> INPUT ROWS

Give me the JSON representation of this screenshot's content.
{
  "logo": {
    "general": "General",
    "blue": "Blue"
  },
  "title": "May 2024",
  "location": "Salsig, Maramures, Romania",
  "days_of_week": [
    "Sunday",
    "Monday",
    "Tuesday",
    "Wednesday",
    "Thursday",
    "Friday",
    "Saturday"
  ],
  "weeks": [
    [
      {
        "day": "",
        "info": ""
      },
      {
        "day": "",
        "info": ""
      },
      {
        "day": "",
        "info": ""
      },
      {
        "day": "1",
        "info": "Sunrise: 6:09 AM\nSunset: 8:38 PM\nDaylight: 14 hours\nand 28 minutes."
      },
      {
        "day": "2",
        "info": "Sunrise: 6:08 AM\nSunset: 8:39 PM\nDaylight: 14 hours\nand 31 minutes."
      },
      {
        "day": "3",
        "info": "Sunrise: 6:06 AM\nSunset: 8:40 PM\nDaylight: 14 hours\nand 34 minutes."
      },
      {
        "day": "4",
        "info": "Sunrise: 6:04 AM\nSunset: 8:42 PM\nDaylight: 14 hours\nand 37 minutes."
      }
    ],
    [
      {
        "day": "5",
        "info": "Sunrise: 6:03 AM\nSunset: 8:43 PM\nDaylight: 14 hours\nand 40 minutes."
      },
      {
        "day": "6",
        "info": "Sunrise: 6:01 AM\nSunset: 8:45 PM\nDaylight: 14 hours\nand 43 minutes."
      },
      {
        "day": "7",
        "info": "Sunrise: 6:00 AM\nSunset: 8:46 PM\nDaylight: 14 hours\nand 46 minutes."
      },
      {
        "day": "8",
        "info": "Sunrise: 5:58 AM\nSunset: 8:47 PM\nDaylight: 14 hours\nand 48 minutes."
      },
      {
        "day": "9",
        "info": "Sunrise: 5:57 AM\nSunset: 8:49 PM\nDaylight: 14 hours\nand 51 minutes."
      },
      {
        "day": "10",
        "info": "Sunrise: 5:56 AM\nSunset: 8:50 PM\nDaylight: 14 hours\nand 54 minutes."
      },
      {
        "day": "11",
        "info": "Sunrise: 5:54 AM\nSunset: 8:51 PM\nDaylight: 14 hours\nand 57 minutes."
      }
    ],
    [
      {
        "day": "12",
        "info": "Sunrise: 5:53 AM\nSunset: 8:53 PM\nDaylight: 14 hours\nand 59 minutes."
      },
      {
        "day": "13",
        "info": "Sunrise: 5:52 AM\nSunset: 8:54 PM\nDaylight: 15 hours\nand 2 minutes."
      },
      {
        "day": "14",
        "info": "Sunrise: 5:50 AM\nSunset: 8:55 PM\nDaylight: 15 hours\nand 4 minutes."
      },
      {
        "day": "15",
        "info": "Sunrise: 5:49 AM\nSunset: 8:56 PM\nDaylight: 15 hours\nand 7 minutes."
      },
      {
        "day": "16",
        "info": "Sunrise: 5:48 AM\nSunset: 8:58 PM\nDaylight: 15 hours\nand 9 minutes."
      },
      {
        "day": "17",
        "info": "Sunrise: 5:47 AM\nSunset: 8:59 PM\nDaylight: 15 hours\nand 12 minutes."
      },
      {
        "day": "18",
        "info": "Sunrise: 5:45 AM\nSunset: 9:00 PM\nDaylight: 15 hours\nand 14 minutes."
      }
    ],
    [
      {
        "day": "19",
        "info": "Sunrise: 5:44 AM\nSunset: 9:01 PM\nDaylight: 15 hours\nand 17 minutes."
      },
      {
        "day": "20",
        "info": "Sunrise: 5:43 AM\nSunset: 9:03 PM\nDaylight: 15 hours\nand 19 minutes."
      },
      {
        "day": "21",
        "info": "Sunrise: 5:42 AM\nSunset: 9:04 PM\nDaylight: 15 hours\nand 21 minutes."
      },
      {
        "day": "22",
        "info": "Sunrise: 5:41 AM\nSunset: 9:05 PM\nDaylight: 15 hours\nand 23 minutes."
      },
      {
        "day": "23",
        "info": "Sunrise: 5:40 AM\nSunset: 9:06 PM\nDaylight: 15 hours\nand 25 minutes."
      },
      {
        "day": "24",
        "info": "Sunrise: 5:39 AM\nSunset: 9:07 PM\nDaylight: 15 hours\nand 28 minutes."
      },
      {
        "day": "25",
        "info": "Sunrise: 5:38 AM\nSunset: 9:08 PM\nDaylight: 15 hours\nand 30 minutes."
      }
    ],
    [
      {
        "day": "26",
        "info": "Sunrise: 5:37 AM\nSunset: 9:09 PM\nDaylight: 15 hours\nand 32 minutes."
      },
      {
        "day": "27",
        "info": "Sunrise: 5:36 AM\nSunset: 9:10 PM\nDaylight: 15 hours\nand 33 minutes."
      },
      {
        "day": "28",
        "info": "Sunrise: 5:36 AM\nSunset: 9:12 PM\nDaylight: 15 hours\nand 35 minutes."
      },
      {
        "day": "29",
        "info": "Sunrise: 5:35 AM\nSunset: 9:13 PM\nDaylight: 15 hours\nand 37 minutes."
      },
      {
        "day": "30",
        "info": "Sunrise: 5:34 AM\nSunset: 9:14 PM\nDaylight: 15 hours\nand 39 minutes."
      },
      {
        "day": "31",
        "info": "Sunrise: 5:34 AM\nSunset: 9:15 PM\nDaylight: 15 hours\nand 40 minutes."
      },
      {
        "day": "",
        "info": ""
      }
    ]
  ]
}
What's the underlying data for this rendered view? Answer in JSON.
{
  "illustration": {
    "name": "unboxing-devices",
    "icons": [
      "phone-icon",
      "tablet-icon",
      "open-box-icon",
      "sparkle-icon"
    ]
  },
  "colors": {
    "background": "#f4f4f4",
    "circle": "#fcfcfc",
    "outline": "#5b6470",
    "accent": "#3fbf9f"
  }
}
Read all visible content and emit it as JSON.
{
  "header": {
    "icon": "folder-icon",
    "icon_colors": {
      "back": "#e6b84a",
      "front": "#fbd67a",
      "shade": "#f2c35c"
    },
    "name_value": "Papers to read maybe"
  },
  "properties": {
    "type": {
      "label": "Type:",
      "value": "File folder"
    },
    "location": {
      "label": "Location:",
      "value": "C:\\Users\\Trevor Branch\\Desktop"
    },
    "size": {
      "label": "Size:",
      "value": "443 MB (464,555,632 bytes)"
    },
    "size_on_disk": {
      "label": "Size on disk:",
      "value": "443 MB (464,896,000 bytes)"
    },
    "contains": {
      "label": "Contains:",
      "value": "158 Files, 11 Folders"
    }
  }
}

> TASK
Your answer should consist only of the lines from the one with "Read all visible content and emit it as JSON." through the end of the data above, reproduced exactly.

> RESULT FOR THIS TASK
Read all visible content and emit it as JSON.
{
  "header": {
    "icon": "folder-icon",
    "icon_colors": {
      "back": "#e6b84a",
      "front": "#fbd67a",
      "shade": "#f2c35c"
    },
    "name_value": "Papers to read maybe"
  },
  "properties": {
    "type": {
      "label": "Type:",
      "value": "File folder"
    },
    "location": {
      "label": "Location:",
      "value": "C:\\Users\\Trevor Branch\\Desktop"
    },
    "size": {
      "label": "Size:",
      "value": "443 MB (464,555,632 bytes)"
    },
    "size_on_disk": {
      "label": "Size on disk:",
      "value": "443 MB (464,896,000 bytes)"
    },
    "contains": {
      "label": "Contains:",
      "value": "158 Files, 11 Folders"
    }
  }
}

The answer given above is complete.